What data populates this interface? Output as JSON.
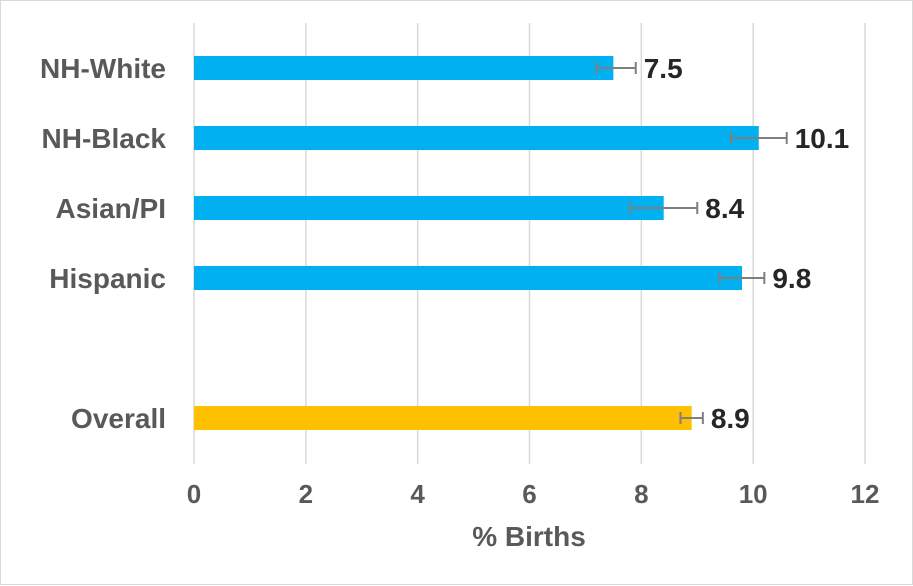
{
  "chart_data": {
    "type": "bar",
    "orientation": "horizontal",
    "xlabel": "% Births",
    "ylabel": "",
    "xlim": [
      0,
      12
    ],
    "x_ticks": [
      0,
      2,
      4,
      6,
      8,
      10,
      12
    ],
    "grid": "vertical",
    "categories": [
      "NH-White",
      "NH-Black",
      "Asian/PI",
      "Hispanic",
      "Overall"
    ],
    "values": [
      7.5,
      10.1,
      8.4,
      9.8,
      8.9
    ],
    "data_labels": [
      "7.5",
      "10.1",
      "8.4",
      "9.8",
      "8.9"
    ],
    "error_bars": [
      {
        "low": 7.2,
        "high": 7.9
      },
      {
        "low": 9.6,
        "high": 10.6
      },
      {
        "low": 7.8,
        "high": 9.0
      },
      {
        "low": 9.4,
        "high": 10.2
      },
      {
        "low": 8.7,
        "high": 9.1
      }
    ],
    "colors": [
      "#00b0f0",
      "#00b0f0",
      "#00b0f0",
      "#00b0f0",
      "#ffc000"
    ],
    "error_bar_color": "#7f7f7f",
    "gridline_color": "#d9d9d9"
  }
}
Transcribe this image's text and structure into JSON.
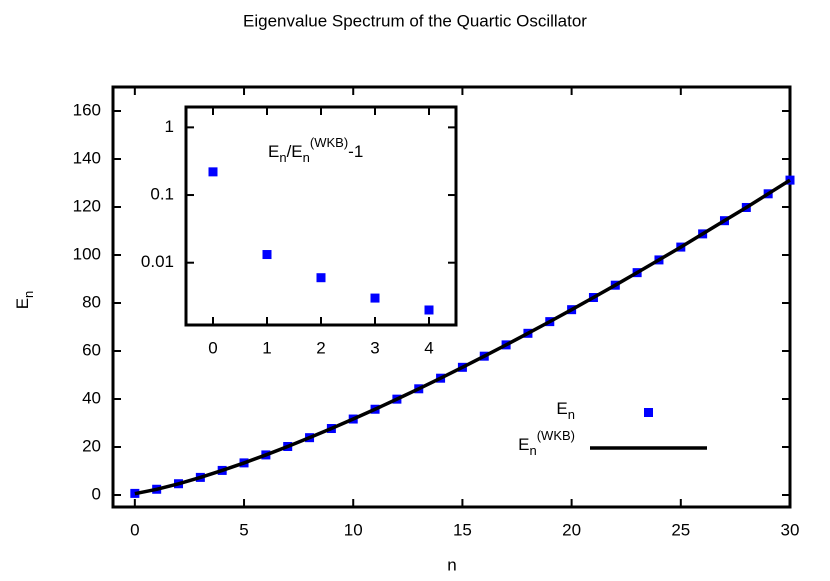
{
  "chart_data": [
    {
      "type": "scatter",
      "title": "Eigenvalue Spectrum of the Quartic Oscillator",
      "xlabel": "n",
      "ylabel": [
        {
          "text": "E"
        },
        {
          "text": "n",
          "shift": "sub"
        }
      ],
      "xlim": [
        -1,
        30
      ],
      "ylim": [
        -5,
        170
      ],
      "xticks": [
        0,
        5,
        10,
        15,
        20,
        25,
        30
      ],
      "yticks": [
        0,
        20,
        40,
        60,
        80,
        100,
        120,
        140,
        160
      ],
      "legend": "bottom right",
      "series": [
        {
          "name": [
            {
              "text": "E"
            },
            {
              "text": "n",
              "shift": "sub"
            }
          ],
          "color": "#0000ff",
          "style": "points",
          "x": [
            0,
            1,
            2,
            3,
            4,
            5,
            6,
            7,
            8,
            9,
            10,
            11,
            12,
            13,
            14,
            15,
            16,
            17,
            18,
            19,
            20,
            21,
            22,
            23,
            24,
            25,
            26,
            27,
            28,
            29,
            30
          ],
          "values": [
            0.668,
            2.394,
            4.697,
            7.336,
            10.24,
            13.38,
            16.7,
            20.21,
            23.89,
            27.7,
            31.65,
            35.73,
            39.94,
            44.25,
            48.67,
            53.2,
            57.84,
            62.55,
            67.37,
            72.24,
            77.22,
            82.29,
            87.42,
            92.65,
            97.95,
            103.3,
            108.8,
            114.3,
            119.8,
            125.5,
            131.2
          ]
        },
        {
          "name": [
            {
              "text": "E"
            },
            {
              "text": "n",
              "shift": "sub"
            },
            {
              "text": "(WKB)",
              "shift": "sup"
            }
          ],
          "color": "#000000",
          "style": "line",
          "x": [
            0,
            1,
            2,
            3,
            4,
            5,
            6,
            7,
            8,
            9,
            10,
            11,
            12,
            13,
            14,
            15,
            16,
            17,
            18,
            19,
            20,
            21,
            22,
            23,
            24,
            25,
            26,
            27,
            28,
            29,
            30
          ],
          "values": [
            0.546,
            2.364,
            4.67,
            7.315,
            10.24,
            13.37,
            16.7,
            20.21,
            23.89,
            27.7,
            31.65,
            35.73,
            39.94,
            44.25,
            48.67,
            53.2,
            57.84,
            62.55,
            67.37,
            72.24,
            77.22,
            82.29,
            87.42,
            92.65,
            97.95,
            103.3,
            108.8,
            114.3,
            119.8,
            125.5,
            131.2
          ]
        }
      ]
    },
    {
      "type": "scatter",
      "log_y": true,
      "annotation": [
        {
          "text": "E"
        },
        {
          "text": "n",
          "shift": "sub"
        },
        {
          "text": "/E"
        },
        {
          "text": "n",
          "shift": "sub"
        },
        {
          "text": "(WKB)",
          "shift": "sup"
        },
        {
          "text": "-1"
        }
      ],
      "xlim": [
        -0.5,
        4.5
      ],
      "ylim": [
        0.0012,
        2
      ],
      "xticks": [
        0,
        1,
        2,
        3,
        4
      ],
      "yticks": [
        1,
        0.1,
        0.01
      ],
      "series": [
        {
          "color": "#0000ff",
          "style": "points",
          "x": [
            0,
            1,
            2,
            3,
            4
          ],
          "values": [
            0.22,
            0.0132,
            0.006,
            0.003,
            0.002
          ]
        }
      ]
    }
  ]
}
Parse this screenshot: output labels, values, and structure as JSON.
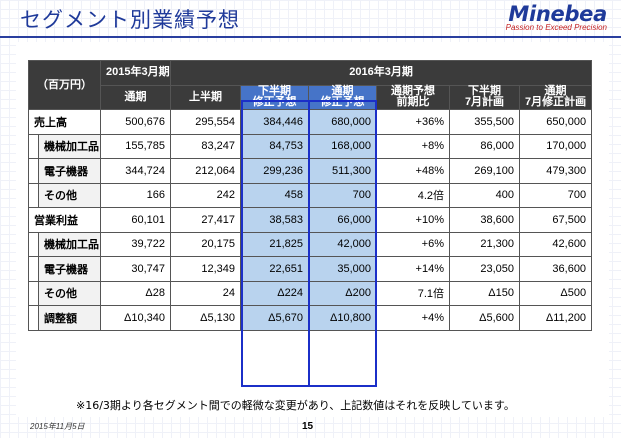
{
  "slide": {
    "title": "セグメント別業績予想",
    "logo_name": "Minebea",
    "logo_tagline": "Passion to Exceed Precision",
    "note": "※16/3期より各セグメント間での軽微な変更があり、上記数値はそれを反映しています。",
    "date": "2015年11月5日",
    "page_number": "15"
  },
  "table": {
    "unit_label": "（百万円）",
    "period_2015": "2015年3月期",
    "period_2016": "2016年3月期",
    "columns": [
      "通期",
      "上半期",
      "下半期\n修正予想",
      "通期\n修正予想",
      "通期予想\n前期比",
      "下半期\n7月計画",
      "通期\n7月修正計画"
    ],
    "rows": [
      {
        "label": "売上高",
        "level": "cat",
        "values": [
          "500,676",
          "295,554",
          "384,446",
          "680,000",
          "+36%",
          "355,500",
          "650,000"
        ]
      },
      {
        "label": "機械加工品",
        "level": "sub",
        "values": [
          "155,785",
          "83,247",
          "84,753",
          "168,000",
          "+8%",
          "86,000",
          "170,000"
        ]
      },
      {
        "label": "電子機器",
        "level": "sub",
        "values": [
          "344,724",
          "212,064",
          "299,236",
          "511,300",
          "+48%",
          "269,100",
          "479,300"
        ]
      },
      {
        "label": "その他",
        "level": "sub",
        "values": [
          "166",
          "242",
          "458",
          "700",
          "4.2倍",
          "400",
          "700"
        ]
      },
      {
        "label": "営業利益",
        "level": "cat",
        "values": [
          "60,101",
          "27,417",
          "38,583",
          "66,000",
          "+10%",
          "38,600",
          "67,500"
        ]
      },
      {
        "label": "機械加工品",
        "level": "sub",
        "values": [
          "39,722",
          "20,175",
          "21,825",
          "42,000",
          "+6%",
          "21,300",
          "42,600"
        ]
      },
      {
        "label": "電子機器",
        "level": "sub",
        "values": [
          "30,747",
          "12,349",
          "22,651",
          "35,000",
          "+14%",
          "23,050",
          "36,600"
        ]
      },
      {
        "label": "その他",
        "level": "sub",
        "values": [
          "Δ28",
          "24",
          "Δ224",
          "Δ200",
          "7.1倍",
          "Δ150",
          "Δ500"
        ]
      },
      {
        "label": "調整額",
        "level": "sub",
        "values": [
          "Δ10,340",
          "Δ5,130",
          "Δ5,670",
          "Δ10,800",
          "+4%",
          "Δ5,600",
          "Δ11,200"
        ]
      }
    ]
  }
}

-------

Exercise → Output every entry verbatim. Pictures do not belong in the copy.

Task output →
What data populates this interface? Output as JSON.
{
  "chart_data": {
    "type": "bar",
    "orientation": "horizontal",
    "xlabel": "% Births",
    "ylabel": "",
    "xlim": [
      0,
      12
    ],
    "x_ticks": [
      0,
      2,
      4,
      6,
      8,
      10,
      12
    ],
    "grid": "vertical",
    "categories": [
      "NH-White",
      "NH-Black",
      "Asian/PI",
      "Hispanic",
      "Overall"
    ],
    "values": [
      7.5,
      10.1,
      8.4,
      9.8,
      8.9
    ],
    "data_labels": [
      "7.5",
      "10.1",
      "8.4",
      "9.8",
      "8.9"
    ],
    "error_bars": [
      {
        "low": 7.2,
        "high": 7.9
      },
      {
        "low": 9.6,
        "high": 10.6
      },
      {
        "low": 7.8,
        "high": 9.0
      },
      {
        "low": 9.4,
        "high": 10.2
      },
      {
        "low": 8.7,
        "high": 9.1
      }
    ],
    "colors": [
      "#00b0f0",
      "#00b0f0",
      "#00b0f0",
      "#00b0f0",
      "#ffc000"
    ],
    "error_bar_color": "#7f7f7f",
    "gridline_color": "#d9d9d9"
  }
}
Transcribe this image's text and structure into JSON.
{
  "chart_data": [
    {
      "type": "scatter",
      "title": "Eigenvalue Spectrum of the Quartic Oscillator",
      "xlabel": "n",
      "ylabel": [
        {
          "text": "E"
        },
        {
          "text": "n",
          "shift": "sub"
        }
      ],
      "xlim": [
        -1,
        30
      ],
      "ylim": [
        -5,
        170
      ],
      "xticks": [
        0,
        5,
        10,
        15,
        20,
        25,
        30
      ],
      "yticks": [
        0,
        20,
        40,
        60,
        80,
        100,
        120,
        140,
        160
      ],
      "legend": "bottom right",
      "series": [
        {
          "name": [
            {
              "text": "E"
            },
            {
              "text": "n",
              "shift": "sub"
            }
          ],
          "color": "#0000ff",
          "style": "points",
          "x": [
            0,
            1,
            2,
            3,
            4,
            5,
            6,
            7,
            8,
            9,
            10,
            11,
            12,
            13,
            14,
            15,
            16,
            17,
            18,
            19,
            20,
            21,
            22,
            23,
            24,
            25,
            26,
            27,
            28,
            29,
            30
          ],
          "values": [
            0.668,
            2.394,
            4.697,
            7.336,
            10.24,
            13.38,
            16.7,
            20.21,
            23.89,
            27.7,
            31.65,
            35.73,
            39.94,
            44.25,
            48.67,
            53.2,
            57.84,
            62.55,
            67.37,
            72.24,
            77.22,
            82.29,
            87.42,
            92.65,
            97.95,
            103.3,
            108.8,
            114.3,
            119.8,
            125.5,
            131.2
          ]
        },
        {
          "name": [
            {
              "text": "E"
            },
            {
              "text": "n",
              "shift": "sub"
            },
            {
              "text": "(WKB)",
              "shift": "sup"
            }
          ],
          "color": "#000000",
          "style": "line",
          "x": [
            0,
            1,
            2,
            3,
            4,
            5,
            6,
            7,
            8,
            9,
            10,
            11,
            12,
            13,
            14,
            15,
            16,
            17,
            18,
            19,
            20,
            21,
            22,
            23,
            24,
            25,
            26,
            27,
            28,
            29,
            30
          ],
          "values": [
            0.546,
            2.364,
            4.67,
            7.315,
            10.24,
            13.37,
            16.7,
            20.21,
            23.89,
            27.7,
            31.65,
            35.73,
            39.94,
            44.25,
            48.67,
            53.2,
            57.84,
            62.55,
            67.37,
            72.24,
            77.22,
            82.29,
            87.42,
            92.65,
            97.95,
            103.3,
            108.8,
            114.3,
            119.8,
            125.5,
            131.2
          ]
        }
      ]
    },
    {
      "type": "scatter",
      "log_y": true,
      "annotation": [
        {
          "text": "E"
        },
        {
          "text": "n",
          "shift": "sub"
        },
        {
          "text": "/E"
        },
        {
          "text": "n",
          "shift": "sub"
        },
        {
          "text": "(WKB)",
          "shift": "sup"
        },
        {
          "text": "-1"
        }
      ],
      "xlim": [
        -0.5,
        4.5
      ],
      "ylim": [
        0.0012,
        2
      ],
      "xticks": [
        0,
        1,
        2,
        3,
        4
      ],
      "yticks": [
        1,
        0.1,
        0.01
      ],
      "series": [
        {
          "color": "#0000ff",
          "style": "points",
          "x": [
            0,
            1,
            2,
            3,
            4
          ],
          "values": [
            0.22,
            0.0132,
            0.006,
            0.003,
            0.002
          ]
        }
      ]
    }
  ]
}
Parse this screenshot: output labels, values, and structure as JSON.
{
  "slide": {
    "title": "セグメント別業績予想",
    "logo_name": "Minebea",
    "logo_tagline": "Passion to Exceed Precision",
    "note": "※16/3期より各セグメント間での軽微な変更があり、上記数値はそれを反映しています。",
    "date": "2015年11月5日",
    "page_number": "15"
  },
  "table": {
    "unit_label": "（百万円）",
    "period_2015": "2015年3月期",
    "period_2016": "2016年3月期",
    "columns": [
      "通期",
      "上半期",
      "下半期\n修正予想",
      "通期\n修正予想",
      "通期予想\n前期比",
      "下半期\n7月計画",
      "通期\n7月修正計画"
    ],
    "rows": [
      {
        "label": "売上高",
        "level": "cat",
        "values": [
          "500,676",
          "295,554",
          "384,446",
          "680,000",
          "+36%",
          "355,500",
          "650,000"
        ]
      },
      {
        "label": "機械加工品",
        "level": "sub",
        "values": [
          "155,785",
          "83,247",
          "84,753",
          "168,000",
          "+8%",
          "86,000",
          "170,000"
        ]
      },
      {
        "label": "電子機器",
        "level": "sub",
        "values": [
          "344,724",
          "212,064",
          "299,236",
          "511,300",
          "+48%",
          "269,100",
          "479,300"
        ]
      },
      {
        "label": "その他",
        "level": "sub",
        "values": [
          "166",
          "242",
          "458",
          "700",
          "4.2倍",
          "400",
          "700"
        ]
      },
      {
        "label": "営業利益",
        "level": "cat",
        "values": [
          "60,101",
          "27,417",
          "38,583",
          "66,000",
          "+10%",
          "38,600",
          "67,500"
        ]
      },
      {
        "label": "機械加工品",
        "level": "sub",
        "values": [
          "39,722",
          "20,175",
          "21,825",
          "42,000",
          "+6%",
          "21,300",
          "42,600"
        ]
      },
      {
        "label": "電子機器",
        "level": "sub",
        "values": [
          "30,747",
          "12,349",
          "22,651",
          "35,000",
          "+14%",
          "23,050",
          "36,600"
        ]
      },
      {
        "label": "その他",
        "level": "sub",
        "values": [
          "Δ28",
          "24",
          "Δ224",
          "Δ200",
          "7.1倍",
          "Δ150",
          "Δ500"
        ]
      },
      {
        "label": "調整額",
        "level": "sub",
        "values": [
          "Δ10,340",
          "Δ5,130",
          "Δ5,670",
          "Δ10,800",
          "+4%",
          "Δ5,600",
          "Δ11,200"
        ]
      }
    ]
  }
}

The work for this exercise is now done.